* _Task brief_: Copy out the entries from the line containing "x-tick-label: 10-feb <box>1970" down to the line containing "x-tick-label: 11-gen <box>562", with both of those lines included.

===== The records =====

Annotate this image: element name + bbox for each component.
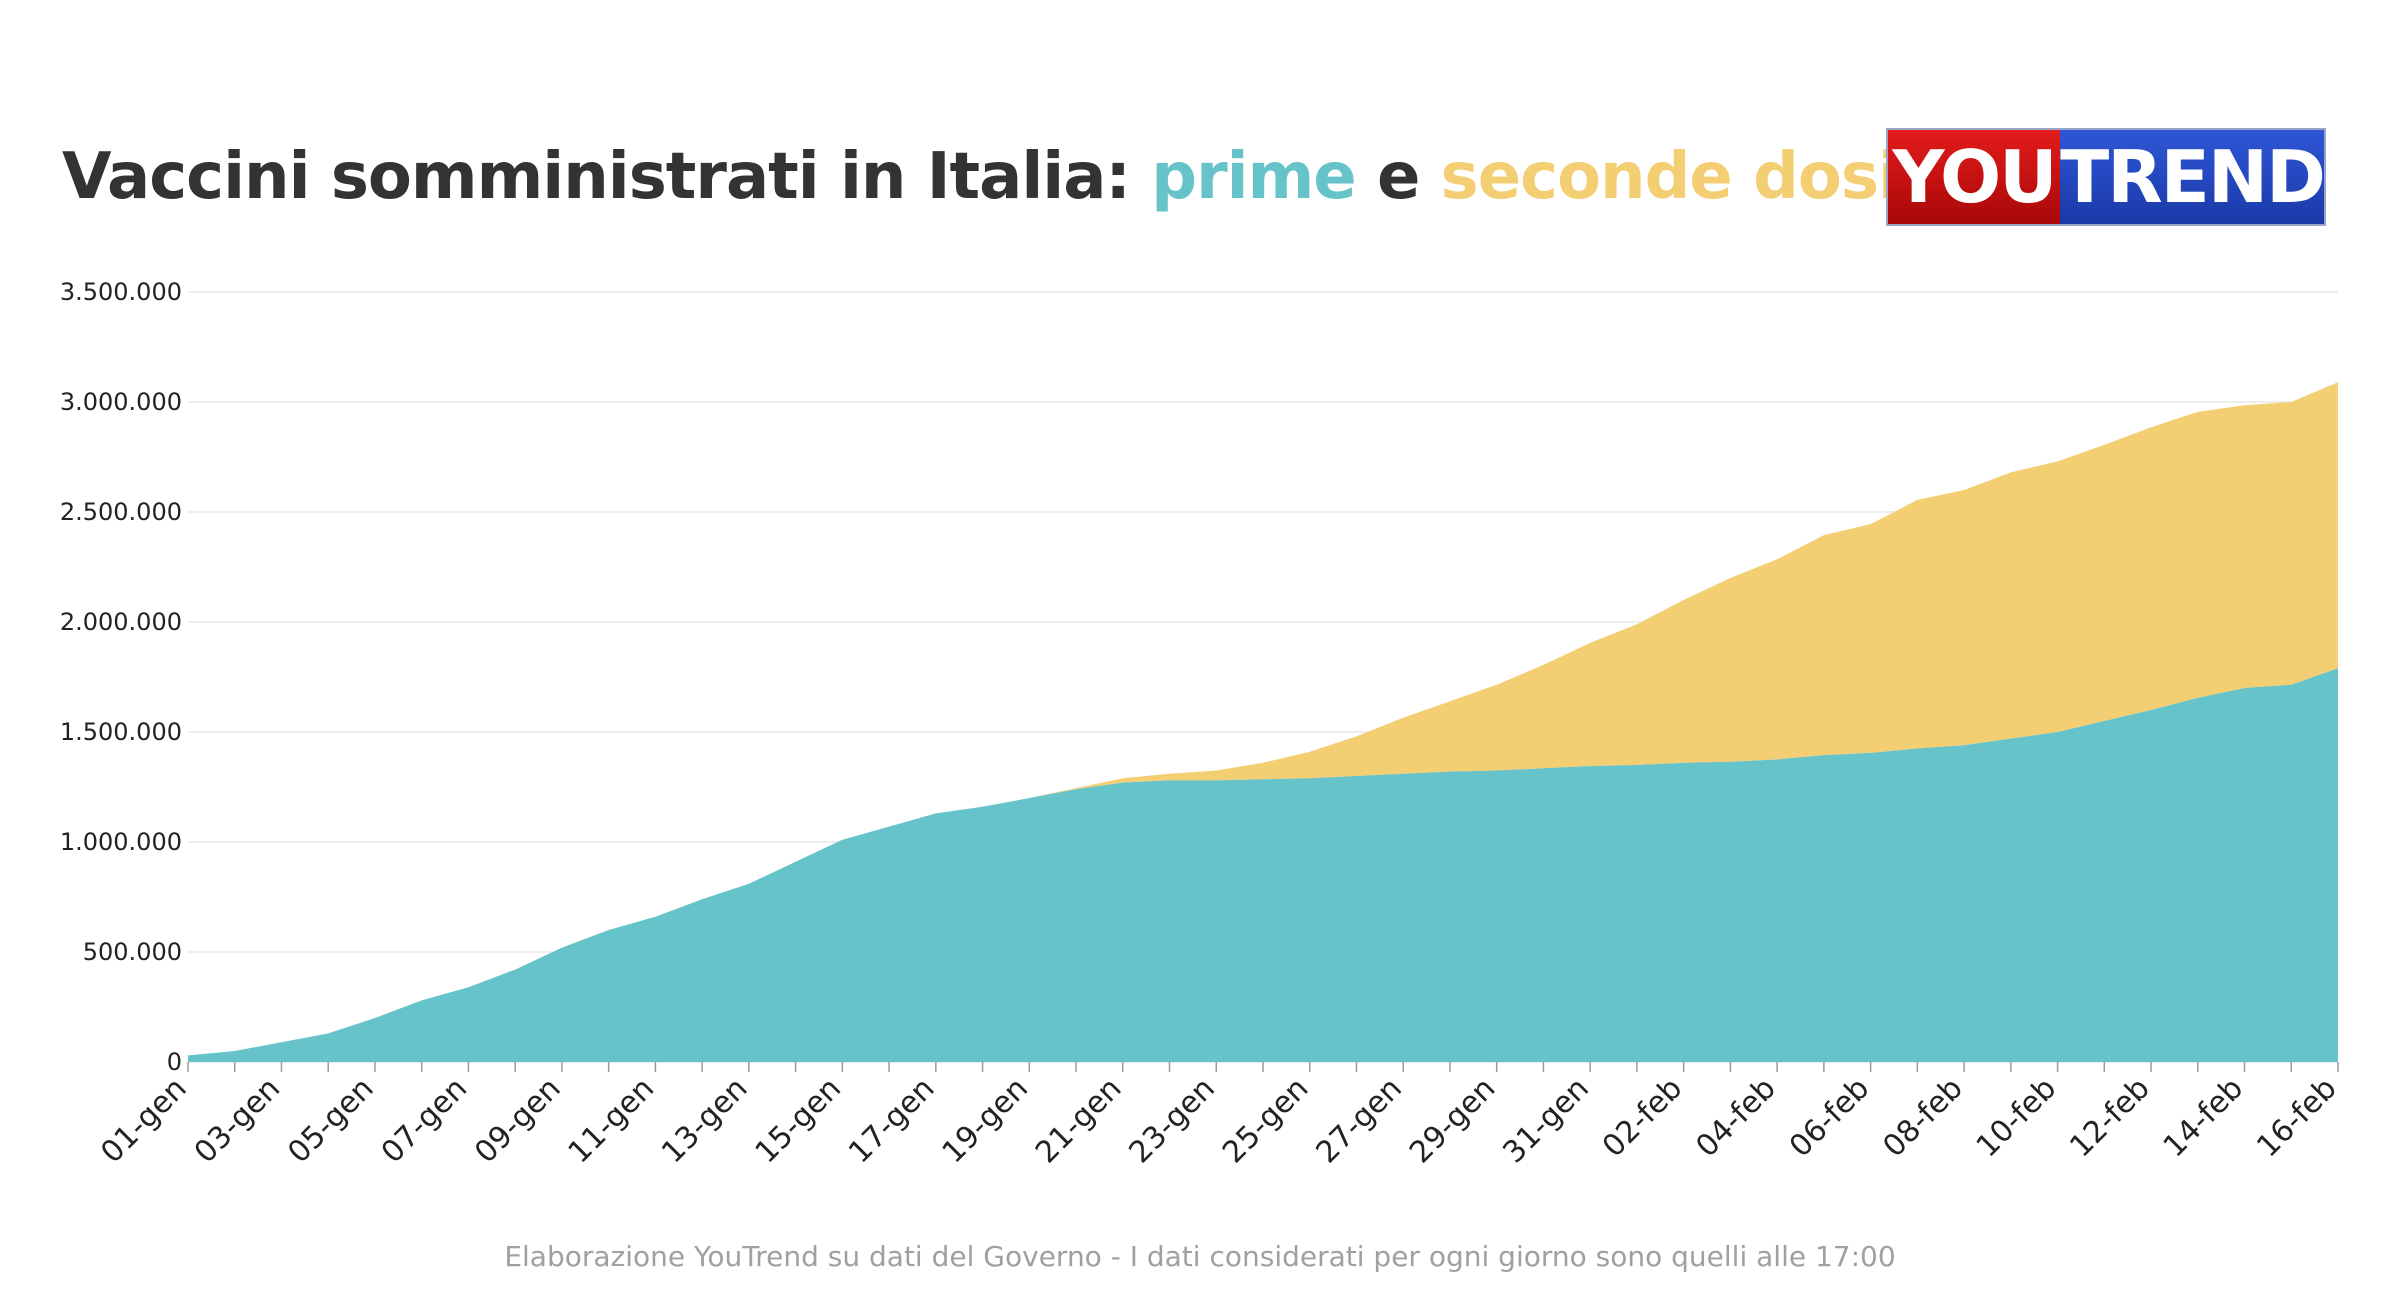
x-tick-label: 10-feb <box>1970 1071 2063 1164</box>
x-tick-label: 25-gen <box>1216 1071 1315 1170</box>
x-tick-label: 17-gen <box>842 1071 941 1170</box>
logo-trend: TREND <box>2060 130 2326 224</box>
x-tick-label: 16-feb <box>2250 1071 2343 1164</box>
x-tick-label: 08-feb <box>1876 1071 1969 1164</box>
y-tick-label: 3.500.000 <box>60 278 182 306</box>
x-tick-label: 29-gen <box>1403 1071 1502 1170</box>
x-tick-label: 12-feb <box>2063 1071 2156 1164</box>
x-tick-label: 23-gen <box>1123 1071 1222 1170</box>
x-tick-label: 19-gen <box>936 1071 1035 1170</box>
x-tick-label: 21-gen <box>1029 1071 1128 1170</box>
chart-title: Vaccini somministrati in Italia: prime e… <box>62 140 1900 214</box>
title-conjunction: e <box>1355 140 1441 214</box>
area-series-seconde-dosi <box>188 382 2338 1056</box>
logo-you: YOU <box>1888 130 2060 224</box>
x-tick-label: 05-gen <box>281 1071 380 1170</box>
x-tick-label: 01-gen <box>94 1071 193 1170</box>
y-tick-label: 1.000.000 <box>60 828 182 856</box>
area-series-prime <box>188 668 2338 1062</box>
title-second-doses: seconde dosi <box>1440 140 1900 214</box>
y-tick-label: 0 <box>167 1048 182 1076</box>
title-first-doses: prime <box>1151 140 1356 214</box>
x-tick-label: 27-gen <box>1310 1071 1409 1170</box>
x-tick-label: 06-feb <box>1783 1071 1876 1164</box>
x-tick-label: 15-gen <box>749 1071 848 1170</box>
y-tick-label: 3.000.000 <box>60 388 182 416</box>
x-tick-label: 04-feb <box>1689 1071 1782 1164</box>
x-tick-label: 31-gen <box>1496 1071 1595 1170</box>
x-tick-label: 03-gen <box>188 1071 287 1170</box>
x-tick-label: 11-gen <box>562 1071 661 1170</box>
youtrend-logo: YOU TREND <box>1886 128 2326 226</box>
x-tick-label: 07-gen <box>375 1071 474 1170</box>
x-tick-label: 13-gen <box>655 1071 754 1170</box>
y-tick-label: 2.000.000 <box>60 608 182 636</box>
x-tick-label: 02-feb <box>1596 1071 1689 1164</box>
y-tick-label: 2.500.000 <box>60 498 182 526</box>
source-footnote: Elaborazione YouTrend su dati del Govern… <box>504 1240 1896 1273</box>
y-tick-label: 500.000 <box>83 938 182 966</box>
title-main: Vaccini somministrati in Italia: <box>62 140 1152 214</box>
y-tick-label: 1.500.000 <box>60 718 182 746</box>
x-tick-label: 14-feb <box>2157 1071 2250 1164</box>
x-tick-label: 09-gen <box>468 1071 567 1170</box>
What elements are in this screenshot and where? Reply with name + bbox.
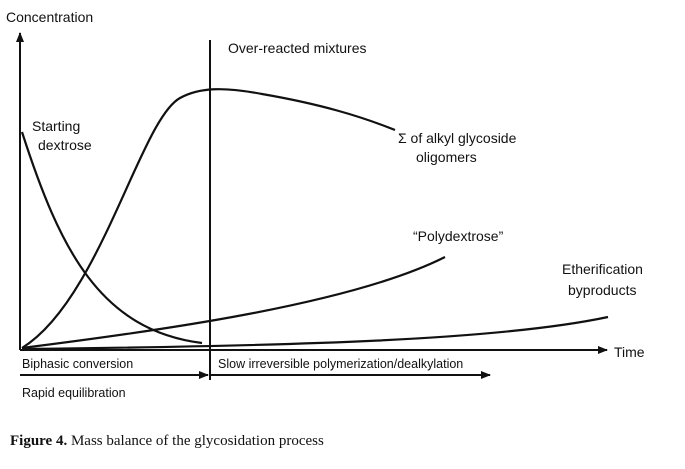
caption: Figure 4. Mass balance of the glycosidat… [10,433,324,449]
polydextrose-curve [21,256,446,350]
label: Starting [32,118,80,134]
label: oligomers [416,149,477,165]
y-label: Concentration [6,9,93,25]
label: “Polydextrose” [413,228,504,244]
label: Over-reacted mixtures [228,40,366,56]
label: Σ of alkyl glycoside [398,130,517,146]
phase-label: Rapid equilibration [22,386,126,400]
phase-label: Biphasic conversion [22,357,133,371]
label: byproducts [568,282,636,298]
oligomer-curve [21,88,396,349]
label: Etherification [562,261,643,277]
label: dextrose [38,137,92,153]
dextrose-curve [20,131,203,345]
axes [16,32,608,380]
x-label: Time [614,344,645,360]
phase-label: Slow irreversible polymerization/dealkyl… [218,357,463,371]
caption-number: Figure 4. [10,433,67,449]
caption-text: Mass balance of the glycosidation proces… [71,433,324,449]
etherification-curve [21,315,609,351]
curves [20,88,609,351]
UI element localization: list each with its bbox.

=====

* _Final result_:
x-tick-label: 10-feb <box>1970 1071 2063 1164</box>
x-tick-label: 25-gen <box>1216 1071 1315 1170</box>
x-tick-label: 17-gen <box>842 1071 941 1170</box>
logo-trend: TREND <box>2060 130 2326 224</box>
x-tick-label: 16-feb <box>2250 1071 2343 1164</box>
x-tick-label: 08-feb <box>1876 1071 1969 1164</box>
y-tick-label: 3.500.000 <box>60 278 182 306</box>
x-tick-label: 29-gen <box>1403 1071 1502 1170</box>
x-tick-label: 12-feb <box>2063 1071 2156 1164</box>
x-tick-label: 23-gen <box>1123 1071 1222 1170</box>
x-tick-label: 19-gen <box>936 1071 1035 1170</box>
x-tick-label: 21-gen <box>1029 1071 1128 1170</box>
chart-title: Vaccini somministrati in Italia: prime e… <box>62 140 1900 214</box>
title-conjunction: e <box>1355 140 1441 214</box>
area-series-seconde-dosi <box>188 382 2338 1056</box>
logo-you: YOU <box>1888 130 2060 224</box>
x-tick-label: 05-gen <box>281 1071 380 1170</box>
x-tick-label: 01-gen <box>94 1071 193 1170</box>
y-tick-label: 1.000.000 <box>60 828 182 856</box>
area-series-prime <box>188 668 2338 1062</box>
title-second-doses: seconde dosi <box>1440 140 1900 214</box>
y-tick-label: 0 <box>167 1048 182 1076</box>
title-first-doses: prime <box>1151 140 1356 214</box>
x-tick-label: 27-gen <box>1310 1071 1409 1170</box>
x-tick-label: 06-feb <box>1783 1071 1876 1164</box>
x-tick-label: 15-gen <box>749 1071 848 1170</box>
y-tick-label: 3.000.000 <box>60 388 182 416</box>
x-tick-label: 04-feb <box>1689 1071 1782 1164</box>
x-tick-label: 31-gen <box>1496 1071 1595 1170</box>
x-tick-label: 03-gen <box>188 1071 287 1170</box>
x-tick-label: 11-gen <box>562 1071 661 1170</box>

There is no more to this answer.